=== ENTRIES SUPPLIED ===

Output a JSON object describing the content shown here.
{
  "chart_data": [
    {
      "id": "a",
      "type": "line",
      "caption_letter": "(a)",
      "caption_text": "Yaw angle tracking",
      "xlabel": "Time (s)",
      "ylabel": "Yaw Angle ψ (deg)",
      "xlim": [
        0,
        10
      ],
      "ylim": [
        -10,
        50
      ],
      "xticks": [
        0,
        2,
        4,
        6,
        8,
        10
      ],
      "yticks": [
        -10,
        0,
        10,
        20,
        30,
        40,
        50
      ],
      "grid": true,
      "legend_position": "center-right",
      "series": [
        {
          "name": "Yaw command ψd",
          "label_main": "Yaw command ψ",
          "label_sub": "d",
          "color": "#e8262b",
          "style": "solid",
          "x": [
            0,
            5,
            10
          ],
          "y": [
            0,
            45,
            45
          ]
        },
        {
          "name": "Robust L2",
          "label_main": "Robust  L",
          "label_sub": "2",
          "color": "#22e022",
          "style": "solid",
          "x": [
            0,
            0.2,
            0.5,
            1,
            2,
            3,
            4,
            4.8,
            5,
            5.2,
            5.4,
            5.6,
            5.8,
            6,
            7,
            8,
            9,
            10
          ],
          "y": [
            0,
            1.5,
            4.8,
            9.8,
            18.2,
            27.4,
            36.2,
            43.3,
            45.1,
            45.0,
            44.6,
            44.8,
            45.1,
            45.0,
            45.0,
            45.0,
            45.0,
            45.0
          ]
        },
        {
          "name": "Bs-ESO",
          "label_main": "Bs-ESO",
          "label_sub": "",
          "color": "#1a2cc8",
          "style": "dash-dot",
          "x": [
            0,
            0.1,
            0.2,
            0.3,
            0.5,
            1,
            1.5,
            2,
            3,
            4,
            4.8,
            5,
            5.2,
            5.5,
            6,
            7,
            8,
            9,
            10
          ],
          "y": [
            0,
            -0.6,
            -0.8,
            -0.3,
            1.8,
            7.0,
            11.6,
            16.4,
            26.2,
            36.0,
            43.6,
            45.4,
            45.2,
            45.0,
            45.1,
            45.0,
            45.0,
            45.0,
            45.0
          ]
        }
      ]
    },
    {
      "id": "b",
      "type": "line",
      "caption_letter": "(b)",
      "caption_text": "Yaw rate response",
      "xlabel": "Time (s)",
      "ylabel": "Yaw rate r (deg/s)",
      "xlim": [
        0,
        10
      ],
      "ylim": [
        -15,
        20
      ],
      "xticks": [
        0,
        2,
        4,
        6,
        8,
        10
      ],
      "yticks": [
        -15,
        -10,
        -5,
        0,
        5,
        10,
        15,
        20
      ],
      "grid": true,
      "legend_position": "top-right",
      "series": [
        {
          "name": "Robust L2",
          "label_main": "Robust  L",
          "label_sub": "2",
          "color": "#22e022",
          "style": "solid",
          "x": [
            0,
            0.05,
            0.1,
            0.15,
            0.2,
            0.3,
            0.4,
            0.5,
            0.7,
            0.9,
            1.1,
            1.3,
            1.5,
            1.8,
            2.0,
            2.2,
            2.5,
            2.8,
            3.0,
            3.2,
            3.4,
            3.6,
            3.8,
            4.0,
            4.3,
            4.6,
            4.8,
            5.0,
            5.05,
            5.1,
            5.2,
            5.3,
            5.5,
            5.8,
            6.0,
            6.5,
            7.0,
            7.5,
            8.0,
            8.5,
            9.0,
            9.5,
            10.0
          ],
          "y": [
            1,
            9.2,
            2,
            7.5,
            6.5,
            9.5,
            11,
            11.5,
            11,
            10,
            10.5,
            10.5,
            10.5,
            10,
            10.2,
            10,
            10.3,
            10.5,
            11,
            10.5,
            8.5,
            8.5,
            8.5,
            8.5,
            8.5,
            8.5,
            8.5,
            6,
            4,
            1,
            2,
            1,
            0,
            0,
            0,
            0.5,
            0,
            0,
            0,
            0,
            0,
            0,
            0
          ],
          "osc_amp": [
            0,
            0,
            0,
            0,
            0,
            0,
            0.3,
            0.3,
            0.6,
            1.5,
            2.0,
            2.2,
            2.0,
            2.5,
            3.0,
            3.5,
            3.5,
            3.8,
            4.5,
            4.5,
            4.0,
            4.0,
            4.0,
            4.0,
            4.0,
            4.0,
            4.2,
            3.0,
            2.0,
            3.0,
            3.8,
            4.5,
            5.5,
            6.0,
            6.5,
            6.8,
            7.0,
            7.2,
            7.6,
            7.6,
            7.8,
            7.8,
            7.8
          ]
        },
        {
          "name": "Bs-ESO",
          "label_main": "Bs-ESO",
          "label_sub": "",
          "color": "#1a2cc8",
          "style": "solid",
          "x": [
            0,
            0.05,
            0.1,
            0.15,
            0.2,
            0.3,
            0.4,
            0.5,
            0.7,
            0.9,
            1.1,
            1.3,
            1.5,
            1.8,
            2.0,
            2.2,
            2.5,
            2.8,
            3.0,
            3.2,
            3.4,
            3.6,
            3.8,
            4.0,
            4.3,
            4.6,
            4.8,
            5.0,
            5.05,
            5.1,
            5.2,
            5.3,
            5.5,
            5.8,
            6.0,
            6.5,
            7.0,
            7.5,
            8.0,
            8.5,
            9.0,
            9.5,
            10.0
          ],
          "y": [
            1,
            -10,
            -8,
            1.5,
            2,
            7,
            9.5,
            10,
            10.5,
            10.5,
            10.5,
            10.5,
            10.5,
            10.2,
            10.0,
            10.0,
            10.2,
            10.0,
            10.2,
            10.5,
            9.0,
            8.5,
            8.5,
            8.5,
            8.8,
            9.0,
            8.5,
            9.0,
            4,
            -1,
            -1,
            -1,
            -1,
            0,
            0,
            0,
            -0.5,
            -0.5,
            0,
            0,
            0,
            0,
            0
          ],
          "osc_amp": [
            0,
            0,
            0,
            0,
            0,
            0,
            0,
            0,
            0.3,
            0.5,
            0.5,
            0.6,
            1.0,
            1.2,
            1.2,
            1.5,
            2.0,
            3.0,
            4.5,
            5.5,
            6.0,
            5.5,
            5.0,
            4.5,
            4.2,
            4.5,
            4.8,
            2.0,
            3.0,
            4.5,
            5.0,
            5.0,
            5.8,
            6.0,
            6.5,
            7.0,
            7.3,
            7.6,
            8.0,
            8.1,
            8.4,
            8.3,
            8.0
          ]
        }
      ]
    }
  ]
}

=== WHAT THE TASK REQUIRES ===
Return the listing above word for word.

=== TASK SOLUTION ===
Output a JSON object describing the content shown here.
{
  "chart_data": [
    {
      "id": "a",
      "type": "line",
      "caption_letter": "(a)",
      "caption_text": "Yaw angle tracking",
      "xlabel": "Time (s)",
      "ylabel": "Yaw Angle ψ (deg)",
      "xlim": [
        0,
        10
      ],
      "ylim": [
        -10,
        50
      ],
      "xticks": [
        0,
        2,
        4,
        6,
        8,
        10
      ],
      "yticks": [
        -10,
        0,
        10,
        20,
        30,
        40,
        50
      ],
      "grid": true,
      "legend_position": "center-right",
      "series": [
        {
          "name": "Yaw command ψd",
          "label_main": "Yaw command ψ",
          "label_sub": "d",
          "color": "#e8262b",
          "style": "solid",
          "x": [
            0,
            5,
            10
          ],
          "y": [
            0,
            45,
            45
          ]
        },
        {
          "name": "Robust L2",
          "label_main": "Robust  L",
          "label_sub": "2",
          "color": "#22e022",
          "style": "solid",
          "x": [
            0,
            0.2,
            0.5,
            1,
            2,
            3,
            4,
            4.8,
            5,
            5.2,
            5.4,
            5.6,
            5.8,
            6,
            7,
            8,
            9,
            10
          ],
          "y": [
            0,
            1.5,
            4.8,
            9.8,
            18.2,
            27.4,
            36.2,
            43.3,
            45.1,
            45.0,
            44.6,
            44.8,
            45.1,
            45.0,
            45.0,
            45.0,
            45.0,
            45.0
          ]
        },
        {
          "name": "Bs-ESO",
          "label_main": "Bs-ESO",
          "label_sub": "",
          "color": "#1a2cc8",
          "style": "dash-dot",
          "x": [
            0,
            0.1,
            0.2,
            0.3,
            0.5,
            1,
            1.5,
            2,
            3,
            4,
            4.8,
            5,
            5.2,
            5.5,
            6,
            7,
            8,
            9,
            10
          ],
          "y": [
            0,
            -0.6,
            -0.8,
            -0.3,
            1.8,
            7.0,
            11.6,
            16.4,
            26.2,
            36.0,
            43.6,
            45.4,
            45.2,
            45.0,
            45.1,
            45.0,
            45.0,
            45.0,
            45.0
          ]
        }
      ]
    },
    {
      "id": "b",
      "type": "line",
      "caption_letter": "(b)",
      "caption_text": "Yaw rate response",
      "xlabel": "Time (s)",
      "ylabel": "Yaw rate r (deg/s)",
      "xlim": [
        0,
        10
      ],
      "ylim": [
        -15,
        20
      ],
      "xticks": [
        0,
        2,
        4,
        6,
        8,
        10
      ],
      "yticks": [
        -15,
        -10,
        -5,
        0,
        5,
        10,
        15,
        20
      ],
      "grid": true,
      "legend_position": "top-right",
      "series": [
        {
          "name": "Robust L2",
          "label_main": "Robust  L",
          "label_sub": "2",
          "color": "#22e022",
          "style": "solid",
          "x": [
            0,
            0.05,
            0.1,
            0.15,
            0.2,
            0.3,
            0.4,
            0.5,
            0.7,
            0.9,
            1.1,
            1.3,
            1.5,
            1.8,
            2.0,
            2.2,
            2.5,
            2.8,
            3.0,
            3.2,
            3.4,
            3.6,
            3.8,
            4.0,
            4.3,
            4.6,
            4.8,
            5.0,
            5.05,
            5.1,
            5.2,
            5.3,
            5.5,
            5.8,
            6.0,
            6.5,
            7.0,
            7.5,
            8.0,
            8.5,
            9.0,
            9.5,
            10.0
          ],
          "y": [
            1,
            9.2,
            2,
            7.5,
            6.5,
            9.5,
            11,
            11.5,
            11,
            10,
            10.5,
            10.5,
            10.5,
            10,
            10.2,
            10,
            10.3,
            10.5,
            11,
            10.5,
            8.5,
            8.5,
            8.5,
            8.5,
            8.5,
            8.5,
            8.5,
            6,
            4,
            1,
            2,
            1,
            0,
            0,
            0,
            0.5,
            0,
            0,
            0,
            0,
            0,
            0,
            0
          ],
          "osc_amp": [
            0,
            0,
            0,
            0,
            0,
            0,
            0.3,
            0.3,
            0.6,
            1.5,
            2.0,
            2.2,
            2.0,
            2.5,
            3.0,
            3.5,
            3.5,
            3.8,
            4.5,
            4.5,
            4.0,
            4.0,
            4.0,
            4.0,
            4.0,
            4.0,
            4.2,
            3.0,
            2.0,
            3.0,
            3.8,
            4.5,
            5.5,
            6.0,
            6.5,
            6.8,
            7.0,
            7.2,
            7.6,
            7.6,
            7.8,
            7.8,
            7.8
          ]
        },
        {
          "name": "Bs-ESO",
          "label_main": "Bs-ESO",
          "label_sub": "",
          "color": "#1a2cc8",
          "style": "solid",
          "x": [
            0,
            0.05,
            0.1,
            0.15,
            0.2,
            0.3,
            0.4,
            0.5,
            0.7,
            0.9,
            1.1,
            1.3,
            1.5,
            1.8,
            2.0,
            2.2,
            2.5,
            2.8,
            3.0,
            3.2,
            3.4,
            3.6,
            3.8,
            4.0,
            4.3,
            4.6,
            4.8,
            5.0,
            5.05,
            5.1,
            5.2,
            5.3,
            5.5,
            5.8,
            6.0,
            6.5,
            7.0,
            7.5,
            8.0,
            8.5,
            9.0,
            9.5,
            10.0
          ],
          "y": [
            1,
            -10,
            -8,
            1.5,
            2,
            7,
            9.5,
            10,
            10.5,
            10.5,
            10.5,
            10.5,
            10.5,
            10.2,
            10.0,
            10.0,
            10.2,
            10.0,
            10.2,
            10.5,
            9.0,
            8.5,
            8.5,
            8.5,
            8.8,
            9.0,
            8.5,
            9.0,
            4,
            -1,
            -1,
            -1,
            -1,
            0,
            0,
            0,
            -0.5,
            -0.5,
            0,
            0,
            0,
            0,
            0
          ],
          "osc_amp": [
            0,
            0,
            0,
            0,
            0,
            0,
            0,
            0,
            0.3,
            0.5,
            0.5,
            0.6,
            1.0,
            1.2,
            1.2,
            1.5,
            2.0,
            3.0,
            4.5,
            5.5,
            6.0,
            5.5,
            5.0,
            4.5,
            4.2,
            4.5,
            4.8,
            2.0,
            3.0,
            4.5,
            5.0,
            5.0,
            5.8,
            6.0,
            6.5,
            7.0,
            7.3,
            7.6,
            8.0,
            8.1,
            8.4,
            8.3,
            8.0
          ]
        }
      ]
    }
  ]
}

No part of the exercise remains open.